--- start of GIVEN DATA ---

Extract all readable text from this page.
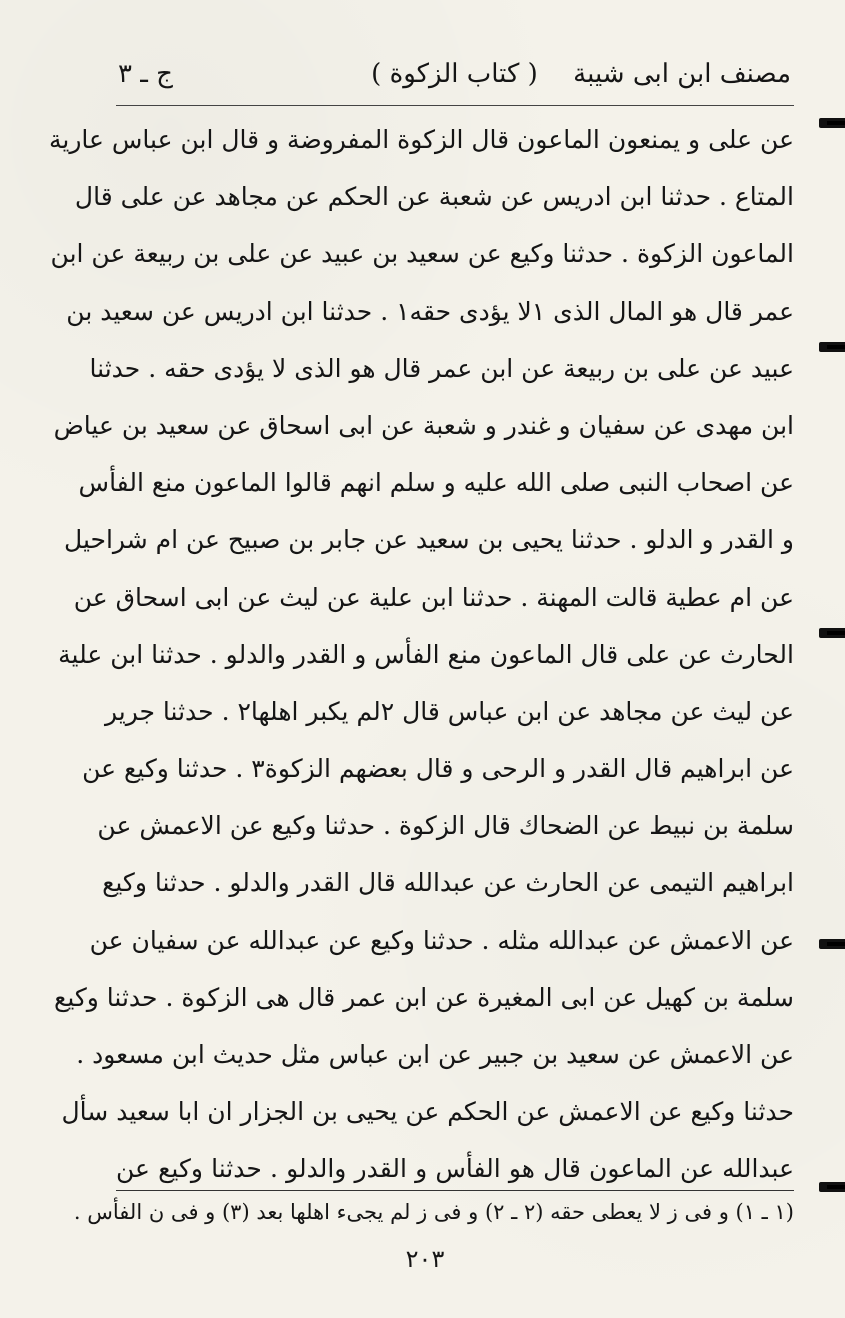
مصنف ابن ابی شیبة
( كتاب الزكوة )
ج ـ ٣
عن علی و يمنعون الماعون قال الزكوة المفروضة و قال ابن عباس عارية
المتاع . حدثنا ابن ادريس عن شعبة عن الحكم عن مجاهد عن علی قال
الماعون الزكوة . حدثنا وكيع عن سعيد بن عبيد عن علی بن ربيعة عن ابن
عمر قال هو المال الذی ١لا يؤدی حقه١ . حدثنا ابن ادريس عن سعيد بن
عبيد عن علی بن ربيعة عن ابن عمر قال هو الذی لا يؤدی حقه . حدثنا
ابن مهدی عن سفيان و غندر و شعبة عن ابی اسحاق عن سعيد بن عياض
عن اصحاب النبی صلی الله عليه و سلم انهم قالوا الماعون منع الفأس
و القدر و الدلو . حدثنا يحيی بن سعيد عن جابر بن صبيح عن ام شراحيل
عن ام عطية قالت المهنة . حدثنا ابن علية عن ليث عن ابی اسحاق عن
الحارث عن علی قال الماعون منع الفأس و القدر والدلو . حدثنا ابن علية
عن ليث عن مجاهد عن ابن عباس قال ٢لم يكبر اهلها٢ . حدثنا جرير
عن ابراهيم قال القدر و الرحی و قال بعضهم الزكوة٣ . حدثنا وكيع عن
سلمة بن نبيط عن الضحاك قال الزكوة . حدثنا وكيع عن الاعمش عن
ابراهيم التيمی عن الحارث عن عبدالله قال القدر والدلو . حدثنا وكيع
عن الاعمش عن عبدالله مثله . حدثنا وكيع عن عبدالله عن سفيان عن
سلمة بن كهيل عن ابی المغيرة عن ابن عمر قال هی الزكوة . حدثنا وكيع
عن الاعمش عن سعيد بن جبير عن ابن عباس مثل حديث ابن مسعود .
حدثنا وكيع عن الاعمش عن الحكم عن يحيی بن الجزار ان ابا سعيد سأل
عبدالله عن الماعون قال هو الفأس و القدر والدلو . حدثنا وكيع عن
(١ ـ ١) و فی ز لا يعطی حقه (٢ ـ ٢) و فی ز لم يجیء اهلها بعد (٣) و فی ن الفأس .
٢٠٣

--- end of GIVEN DATA ---

» **WRITTEN REQUEST**
Print every entry exactly as written, without the pictures.

» **ANSWER TO THIS TASK**
Extract all readable text from this page.
مصنف ابن ابی شیبة
( كتاب الزكوة )
ج ـ ٣
عن علی و يمنعون الماعون قال الزكوة المفروضة و قال ابن عباس عارية
المتاع . حدثنا ابن ادريس عن شعبة عن الحكم عن مجاهد عن علی قال
الماعون الزكوة . حدثنا وكيع عن سعيد بن عبيد عن علی بن ربيعة عن ابن
عمر قال هو المال الذی ١لا يؤدی حقه١ . حدثنا ابن ادريس عن سعيد بن
عبيد عن علی بن ربيعة عن ابن عمر قال هو الذی لا يؤدی حقه . حدثنا
ابن مهدی عن سفيان و غندر و شعبة عن ابی اسحاق عن سعيد بن عياض
عن اصحاب النبی صلی الله عليه و سلم انهم قالوا الماعون منع الفأس
و القدر و الدلو . حدثنا يحيی بن سعيد عن جابر بن صبيح عن ام شراحيل
عن ام عطية قالت المهنة . حدثنا ابن علية عن ليث عن ابی اسحاق عن
الحارث عن علی قال الماعون منع الفأس و القدر والدلو . حدثنا ابن علية
عن ليث عن مجاهد عن ابن عباس قال ٢لم يكبر اهلها٢ . حدثنا جرير
عن ابراهيم قال القدر و الرحی و قال بعضهم الزكوة٣ . حدثنا وكيع عن
سلمة بن نبيط عن الضحاك قال الزكوة . حدثنا وكيع عن الاعمش عن
ابراهيم التيمی عن الحارث عن عبدالله قال القدر والدلو . حدثنا وكيع
عن الاعمش عن عبدالله مثله . حدثنا وكيع عن عبدالله عن سفيان عن
سلمة بن كهيل عن ابی المغيرة عن ابن عمر قال هی الزكوة . حدثنا وكيع
عن الاعمش عن سعيد بن جبير عن ابن عباس مثل حديث ابن مسعود .
حدثنا وكيع عن الاعمش عن الحكم عن يحيی بن الجزار ان ابا سعيد سأل
عبدالله عن الماعون قال هو الفأس و القدر والدلو . حدثنا وكيع عن
(١ ـ ١) و فی ز لا يعطی حقه (٢ ـ ٢) و فی ز لم يجیء اهلها بعد (٣) و فی ن الفأس .
٢٠٣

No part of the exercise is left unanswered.